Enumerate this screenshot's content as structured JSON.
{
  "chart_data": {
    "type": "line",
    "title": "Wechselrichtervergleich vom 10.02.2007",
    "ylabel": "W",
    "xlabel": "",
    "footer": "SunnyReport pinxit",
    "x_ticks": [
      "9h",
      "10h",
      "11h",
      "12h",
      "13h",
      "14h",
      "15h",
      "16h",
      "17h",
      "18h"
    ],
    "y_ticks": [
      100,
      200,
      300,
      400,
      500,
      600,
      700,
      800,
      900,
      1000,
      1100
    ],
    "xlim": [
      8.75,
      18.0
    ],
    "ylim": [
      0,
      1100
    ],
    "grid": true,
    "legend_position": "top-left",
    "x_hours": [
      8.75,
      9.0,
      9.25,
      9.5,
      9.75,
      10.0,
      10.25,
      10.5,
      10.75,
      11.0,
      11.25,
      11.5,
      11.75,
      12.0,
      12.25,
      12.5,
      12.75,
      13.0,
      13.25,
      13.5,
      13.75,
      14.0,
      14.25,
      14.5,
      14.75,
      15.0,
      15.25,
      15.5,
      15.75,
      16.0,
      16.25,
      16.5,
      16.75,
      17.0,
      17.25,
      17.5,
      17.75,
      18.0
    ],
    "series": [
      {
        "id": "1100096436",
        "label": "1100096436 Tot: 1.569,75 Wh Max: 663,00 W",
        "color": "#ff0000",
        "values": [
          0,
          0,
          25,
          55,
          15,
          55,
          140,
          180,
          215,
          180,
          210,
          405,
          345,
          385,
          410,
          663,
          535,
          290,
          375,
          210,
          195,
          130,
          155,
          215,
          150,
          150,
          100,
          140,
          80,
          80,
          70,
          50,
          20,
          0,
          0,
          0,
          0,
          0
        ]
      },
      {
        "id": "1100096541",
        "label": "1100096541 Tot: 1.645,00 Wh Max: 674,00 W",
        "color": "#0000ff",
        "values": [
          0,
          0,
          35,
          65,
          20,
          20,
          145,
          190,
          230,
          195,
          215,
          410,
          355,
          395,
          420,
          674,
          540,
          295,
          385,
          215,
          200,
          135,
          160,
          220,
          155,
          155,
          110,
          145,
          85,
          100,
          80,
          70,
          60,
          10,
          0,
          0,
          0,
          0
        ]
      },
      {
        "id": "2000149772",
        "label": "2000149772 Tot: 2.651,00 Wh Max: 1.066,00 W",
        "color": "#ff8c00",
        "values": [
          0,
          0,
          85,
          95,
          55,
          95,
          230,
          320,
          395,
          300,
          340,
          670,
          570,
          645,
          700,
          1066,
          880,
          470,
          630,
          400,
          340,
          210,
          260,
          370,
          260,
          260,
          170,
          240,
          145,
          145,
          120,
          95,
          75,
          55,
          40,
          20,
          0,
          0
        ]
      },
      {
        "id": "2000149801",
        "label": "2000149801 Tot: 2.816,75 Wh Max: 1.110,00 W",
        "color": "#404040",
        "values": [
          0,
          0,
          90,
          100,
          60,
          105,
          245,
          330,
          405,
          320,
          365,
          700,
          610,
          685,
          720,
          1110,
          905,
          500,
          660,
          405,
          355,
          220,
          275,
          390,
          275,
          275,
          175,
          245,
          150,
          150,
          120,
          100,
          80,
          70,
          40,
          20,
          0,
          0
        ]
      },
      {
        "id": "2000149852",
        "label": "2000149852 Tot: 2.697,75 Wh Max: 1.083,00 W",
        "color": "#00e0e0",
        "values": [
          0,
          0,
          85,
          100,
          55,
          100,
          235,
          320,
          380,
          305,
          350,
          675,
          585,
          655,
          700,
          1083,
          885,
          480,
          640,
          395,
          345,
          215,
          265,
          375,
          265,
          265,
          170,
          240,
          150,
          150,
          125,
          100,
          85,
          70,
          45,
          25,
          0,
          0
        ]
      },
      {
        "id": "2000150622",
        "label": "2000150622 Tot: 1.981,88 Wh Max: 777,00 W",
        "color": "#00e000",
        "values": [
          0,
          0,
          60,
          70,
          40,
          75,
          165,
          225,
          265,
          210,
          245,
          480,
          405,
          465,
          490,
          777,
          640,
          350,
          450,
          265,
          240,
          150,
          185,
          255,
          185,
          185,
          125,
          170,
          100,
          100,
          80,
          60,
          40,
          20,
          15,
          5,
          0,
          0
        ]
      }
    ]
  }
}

- - - -

_Exercise_
Your task is to quote the listing above word for word.

_Written response_
Enumerate this screenshot's content as structured JSON.
{
  "chart_data": {
    "type": "line",
    "title": "Wechselrichtervergleich vom 10.02.2007",
    "ylabel": "W",
    "xlabel": "",
    "footer": "SunnyReport pinxit",
    "x_ticks": [
      "9h",
      "10h",
      "11h",
      "12h",
      "13h",
      "14h",
      "15h",
      "16h",
      "17h",
      "18h"
    ],
    "y_ticks": [
      100,
      200,
      300,
      400,
      500,
      600,
      700,
      800,
      900,
      1000,
      1100
    ],
    "xlim": [
      8.75,
      18.0
    ],
    "ylim": [
      0,
      1100
    ],
    "grid": true,
    "legend_position": "top-left",
    "x_hours": [
      8.75,
      9.0,
      9.25,
      9.5,
      9.75,
      10.0,
      10.25,
      10.5,
      10.75,
      11.0,
      11.25,
      11.5,
      11.75,
      12.0,
      12.25,
      12.5,
      12.75,
      13.0,
      13.25,
      13.5,
      13.75,
      14.0,
      14.25,
      14.5,
      14.75,
      15.0,
      15.25,
      15.5,
      15.75,
      16.0,
      16.25,
      16.5,
      16.75,
      17.0,
      17.25,
      17.5,
      17.75,
      18.0
    ],
    "series": [
      {
        "id": "1100096436",
        "label": "1100096436 Tot: 1.569,75 Wh Max: 663,00 W",
        "color": "#ff0000",
        "values": [
          0,
          0,
          25,
          55,
          15,
          55,
          140,
          180,
          215,
          180,
          210,
          405,
          345,
          385,
          410,
          663,
          535,
          290,
          375,
          210,
          195,
          130,
          155,
          215,
          150,
          150,
          100,
          140,
          80,
          80,
          70,
          50,
          20,
          0,
          0,
          0,
          0,
          0
        ]
      },
      {
        "id": "1100096541",
        "label": "1100096541 Tot: 1.645,00 Wh Max: 674,00 W",
        "color": "#0000ff",
        "values": [
          0,
          0,
          35,
          65,
          20,
          20,
          145,
          190,
          230,
          195,
          215,
          410,
          355,
          395,
          420,
          674,
          540,
          295,
          385,
          215,
          200,
          135,
          160,
          220,
          155,
          155,
          110,
          145,
          85,
          100,
          80,
          70,
          60,
          10,
          0,
          0,
          0,
          0
        ]
      },
      {
        "id": "2000149772",
        "label": "2000149772 Tot: 2.651,00 Wh Max: 1.066,00 W",
        "color": "#ff8c00",
        "values": [
          0,
          0,
          85,
          95,
          55,
          95,
          230,
          320,
          395,
          300,
          340,
          670,
          570,
          645,
          700,
          1066,
          880,
          470,
          630,
          400,
          340,
          210,
          260,
          370,
          260,
          260,
          170,
          240,
          145,
          145,
          120,
          95,
          75,
          55,
          40,
          20,
          0,
          0
        ]
      },
      {
        "id": "2000149801",
        "label": "2000149801 Tot: 2.816,75 Wh Max: 1.110,00 W",
        "color": "#404040",
        "values": [
          0,
          0,
          90,
          100,
          60,
          105,
          245,
          330,
          405,
          320,
          365,
          700,
          610,
          685,
          720,
          1110,
          905,
          500,
          660,
          405,
          355,
          220,
          275,
          390,
          275,
          275,
          175,
          245,
          150,
          150,
          120,
          100,
          80,
          70,
          40,
          20,
          0,
          0
        ]
      },
      {
        "id": "2000149852",
        "label": "2000149852 Tot: 2.697,75 Wh Max: 1.083,00 W",
        "color": "#00e0e0",
        "values": [
          0,
          0,
          85,
          100,
          55,
          100,
          235,
          320,
          380,
          305,
          350,
          675,
          585,
          655,
          700,
          1083,
          885,
          480,
          640,
          395,
          345,
          215,
          265,
          375,
          265,
          265,
          170,
          240,
          150,
          150,
          125,
          100,
          85,
          70,
          45,
          25,
          0,
          0
        ]
      },
      {
        "id": "2000150622",
        "label": "2000150622 Tot: 1.981,88 Wh Max: 777,00 W",
        "color": "#00e000",
        "values": [
          0,
          0,
          60,
          70,
          40,
          75,
          165,
          225,
          265,
          210,
          245,
          480,
          405,
          465,
          490,
          777,
          640,
          350,
          450,
          265,
          240,
          150,
          185,
          255,
          185,
          185,
          125,
          170,
          100,
          100,
          80,
          60,
          40,
          20,
          15,
          5,
          0,
          0
        ]
      }
    ]
  }
}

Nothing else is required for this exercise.